DATASET RECORDS:
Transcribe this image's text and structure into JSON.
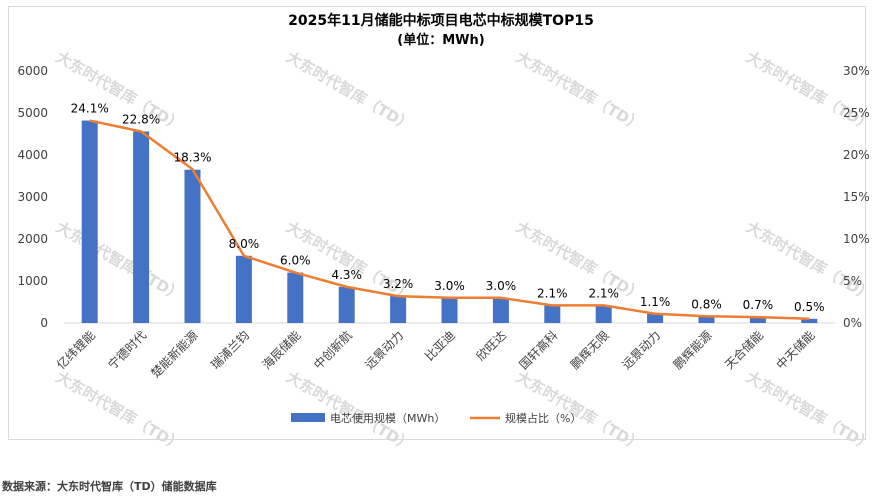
{
  "chart_data": {
    "type": "bar+line",
    "title": "2025年11月储能中标项目电芯中标规模TOP15",
    "subtitle": "(单位：MWh)",
    "categories": [
      "亿纬锂能",
      "宁德时代",
      "楚能新能源",
      "瑞浦兰钧",
      "海辰储能",
      "中创新航",
      "远景动力",
      "比亚迪",
      "欣旺达",
      "国轩高科",
      "鹏辉无限",
      "远景动力",
      "鹏辉能源",
      "天合储能",
      "中天储能"
    ],
    "series": [
      {
        "name": "电芯使用规模（MWh）",
        "type": "bar",
        "axis": "left",
        "color": "#4472c4",
        "values": [
          4820,
          4560,
          3650,
          1600,
          1200,
          860,
          640,
          600,
          600,
          420,
          420,
          220,
          160,
          140,
          100
        ]
      },
      {
        "name": "规模占比（%）",
        "type": "line",
        "axis": "right",
        "color": "#ed7d31",
        "values": [
          24.1,
          22.8,
          18.3,
          8.0,
          6.0,
          4.3,
          3.2,
          3.0,
          3.0,
          2.1,
          2.1,
          1.1,
          0.8,
          0.7,
          0.5
        ]
      }
    ],
    "data_labels": [
      "24.1%",
      "22.8%",
      "18.3%",
      "8.0%",
      "6.0%",
      "4.3%",
      "3.2%",
      "3.0%",
      "3.0%",
      "2.1%",
      "2.1%",
      "1.1%",
      "0.8%",
      "0.7%",
      "0.5%"
    ],
    "y_left": {
      "min": 0,
      "max": 6000,
      "ticks": [
        "0",
        "1000",
        "2000",
        "3000",
        "4000",
        "5000",
        "6000"
      ]
    },
    "y_right": {
      "min": 0,
      "max": 30,
      "ticks": [
        "0%",
        "5%",
        "10%",
        "15%",
        "20%",
        "25%",
        "30%"
      ]
    },
    "legend_position": "bottom",
    "grid": false
  },
  "watermark": "大东时代智库（TD）",
  "source": "数据来源：大东时代智库（TD）储能数据库"
}
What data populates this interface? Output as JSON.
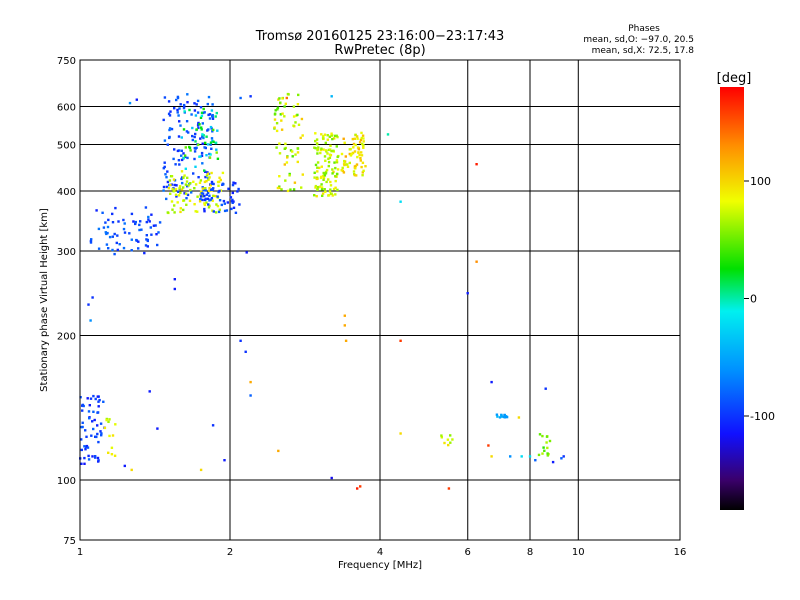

YOUR GOAL: Write the listing above out again exactly, dropping each image.

ANSWER TO THE TASK:
Transcribe this image's text and structure into JSON.
{
  "chart_data": {
    "type": "bar+line",
    "title": "2025年11月储能中标项目电芯中标规模TOP15",
    "subtitle": "(单位：MWh)",
    "categories": [
      "亿纬锂能",
      "宁德时代",
      "楚能新能源",
      "瑞浦兰钧",
      "海辰储能",
      "中创新航",
      "远景动力",
      "比亚迪",
      "欣旺达",
      "国轩高科",
      "鹏辉无限",
      "远景动力",
      "鹏辉能源",
      "天合储能",
      "中天储能"
    ],
    "series": [
      {
        "name": "电芯使用规模（MWh）",
        "type": "bar",
        "axis": "left",
        "color": "#4472c4",
        "values": [
          4820,
          4560,
          3650,
          1600,
          1200,
          860,
          640,
          600,
          600,
          420,
          420,
          220,
          160,
          140,
          100
        ]
      },
      {
        "name": "规模占比（%）",
        "type": "line",
        "axis": "right",
        "color": "#ed7d31",
        "values": [
          24.1,
          22.8,
          18.3,
          8.0,
          6.0,
          4.3,
          3.2,
          3.0,
          3.0,
          2.1,
          2.1,
          1.1,
          0.8,
          0.7,
          0.5
        ]
      }
    ],
    "data_labels": [
      "24.1%",
      "22.8%",
      "18.3%",
      "8.0%",
      "6.0%",
      "4.3%",
      "3.2%",
      "3.0%",
      "3.0%",
      "2.1%",
      "2.1%",
      "1.1%",
      "0.8%",
      "0.7%",
      "0.5%"
    ],
    "y_left": {
      "min": 0,
      "max": 6000,
      "ticks": [
        "0",
        "1000",
        "2000",
        "3000",
        "4000",
        "5000",
        "6000"
      ]
    },
    "y_right": {
      "min": 0,
      "max": 30,
      "ticks": [
        "0%",
        "5%",
        "10%",
        "15%",
        "20%",
        "25%",
        "30%"
      ]
    },
    "legend_position": "bottom",
    "grid": false
  },
  "watermark": "大东时代智库（TD）",
  "source": "数据来源：大东时代智库（TD）储能数据库"
}
What data populates this interface? Output as JSON.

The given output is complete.